(Beginning of DATA)
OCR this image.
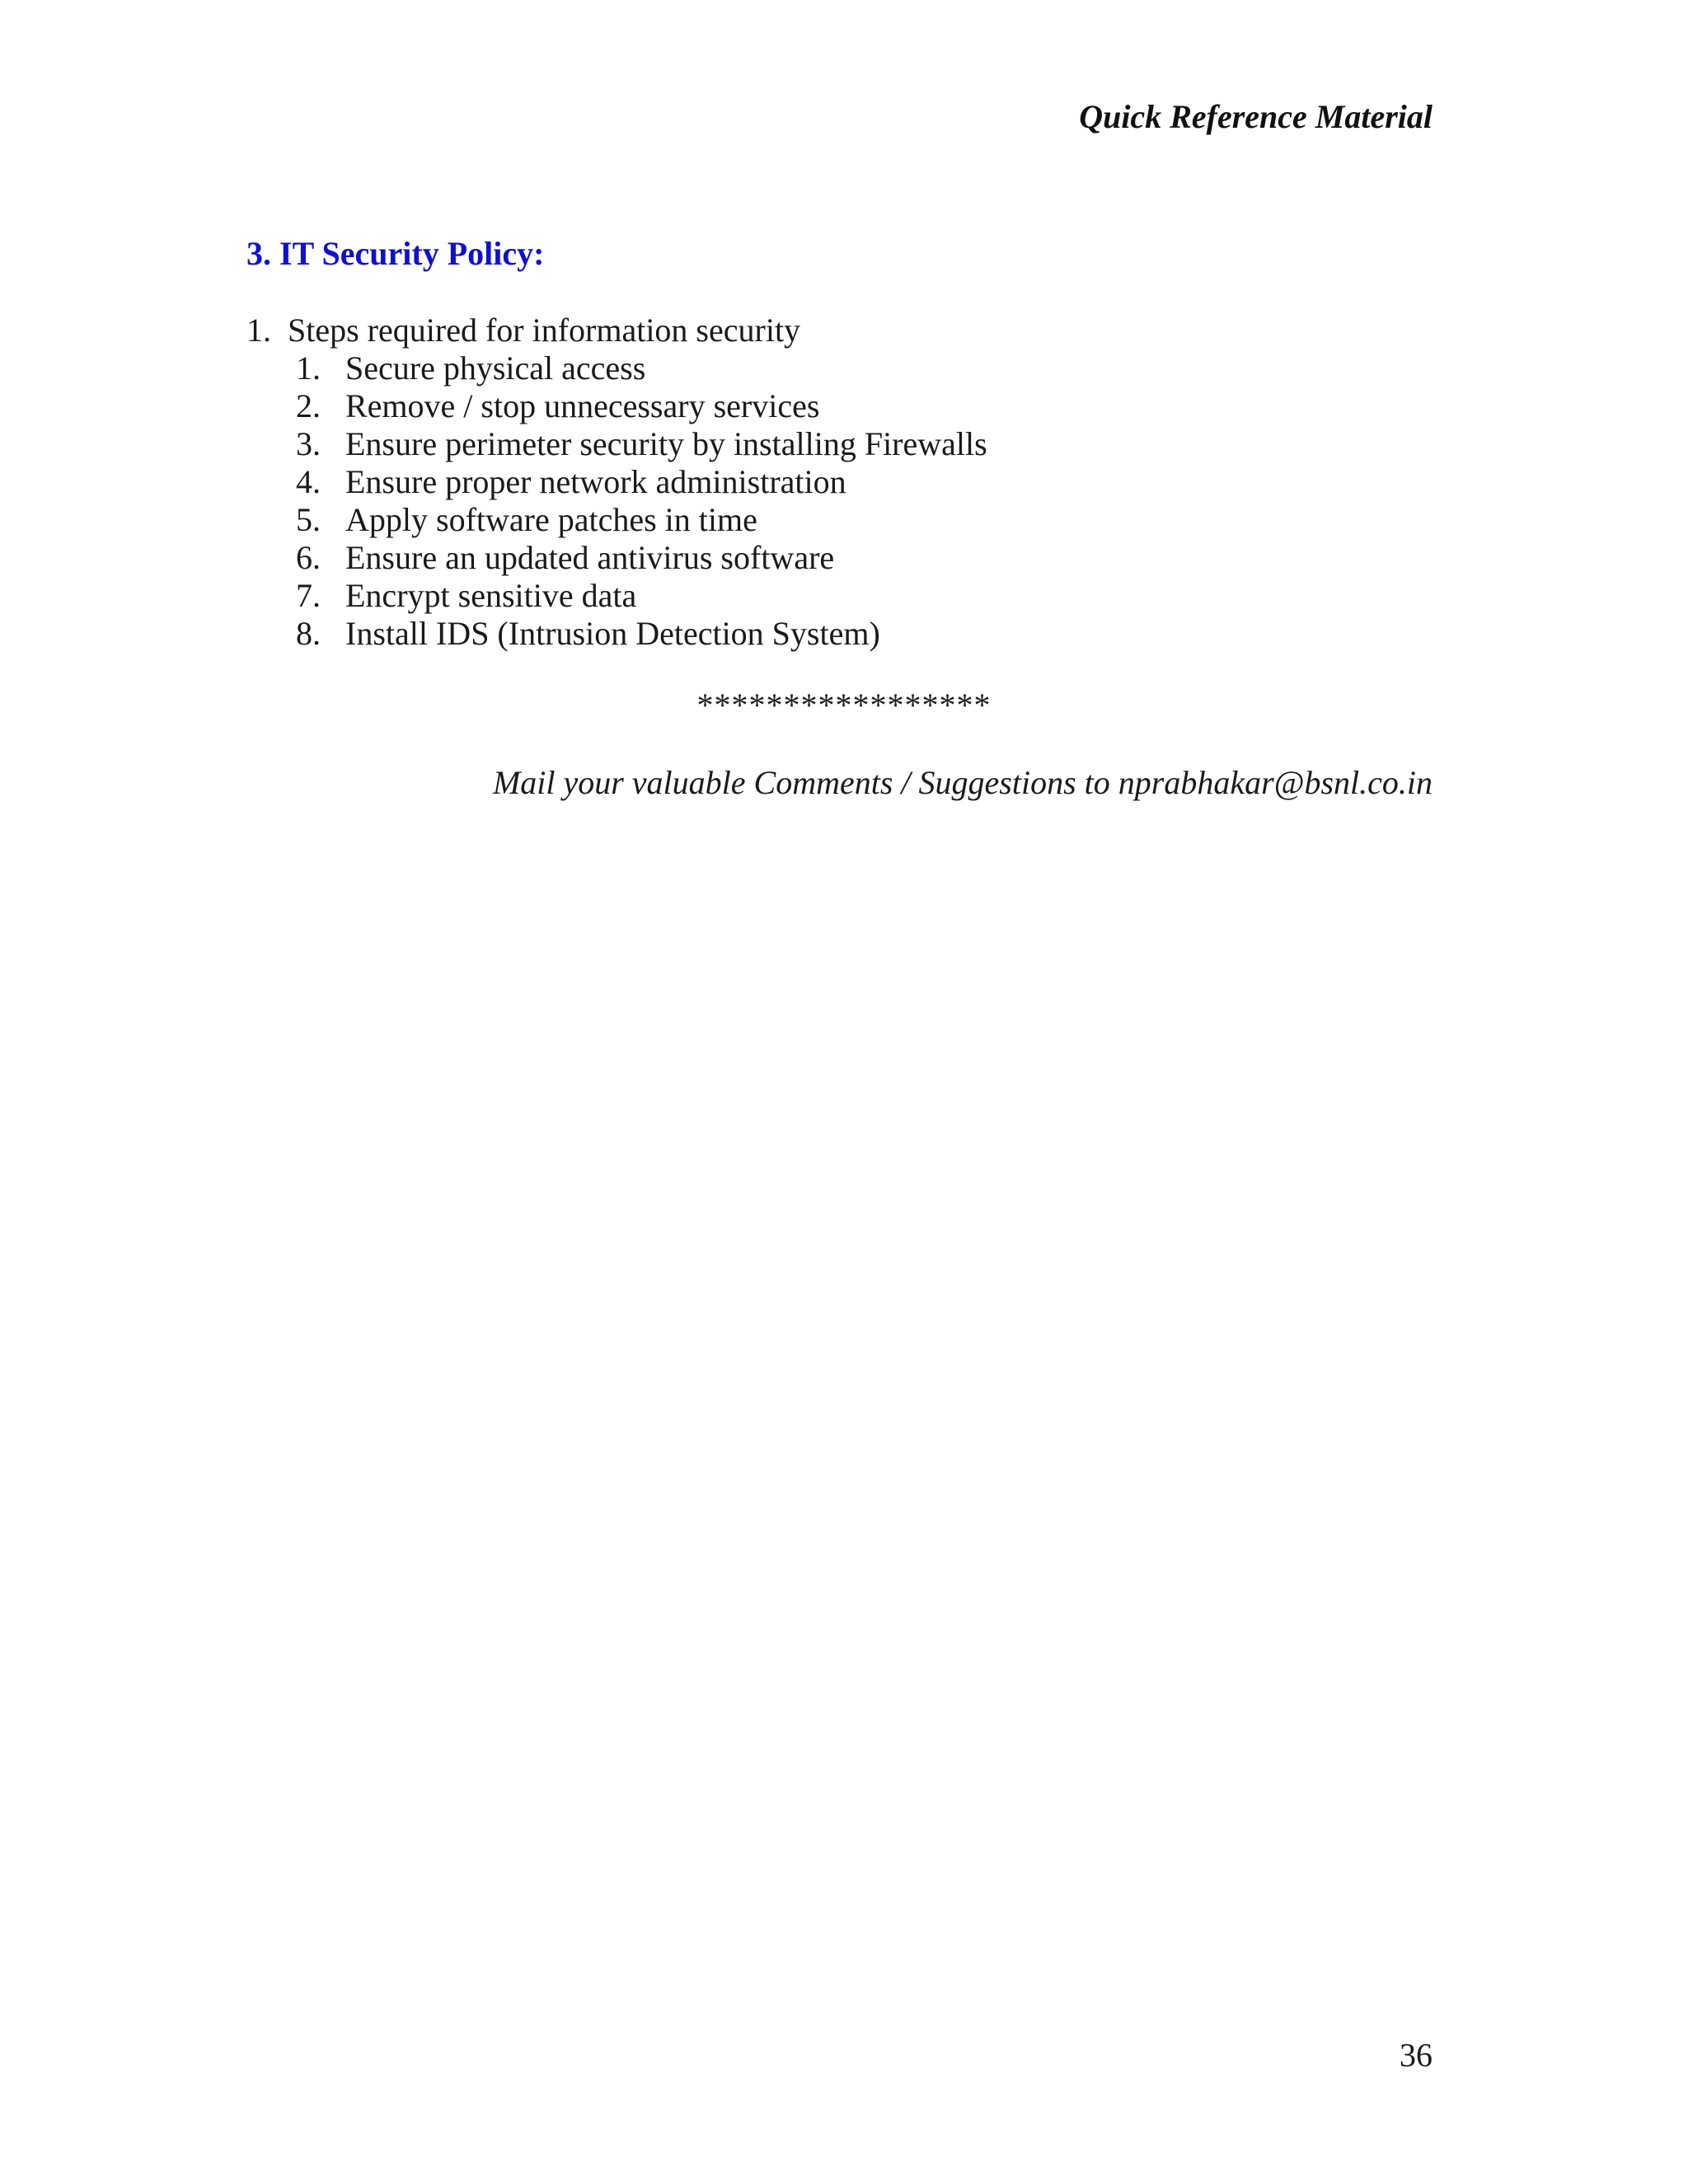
Quick Reference Material
3. IT Security Policy:
1. Steps required for information security
1. Secure physical access
2. Remove / stop unnecessary services
3. Ensure perimeter security by installing Firewalls
4. Ensure proper network administration
5. Apply software patches in time
6. Ensure an updated antivirus software
7. Encrypt sensitive data
8. Install IDS (Intrusion Detection System)
*****************
Mail your valuable Comments / Suggestions to nprabhakar@bsnl.co.in
36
(End of DATA)
> _WHAT THE TASK ASKS_:
For each line above that carries the word "software", copy it out.

> _WRITTEN SOLUTION_:
5. Apply software patches in time
6. Ensure an updated antivirus software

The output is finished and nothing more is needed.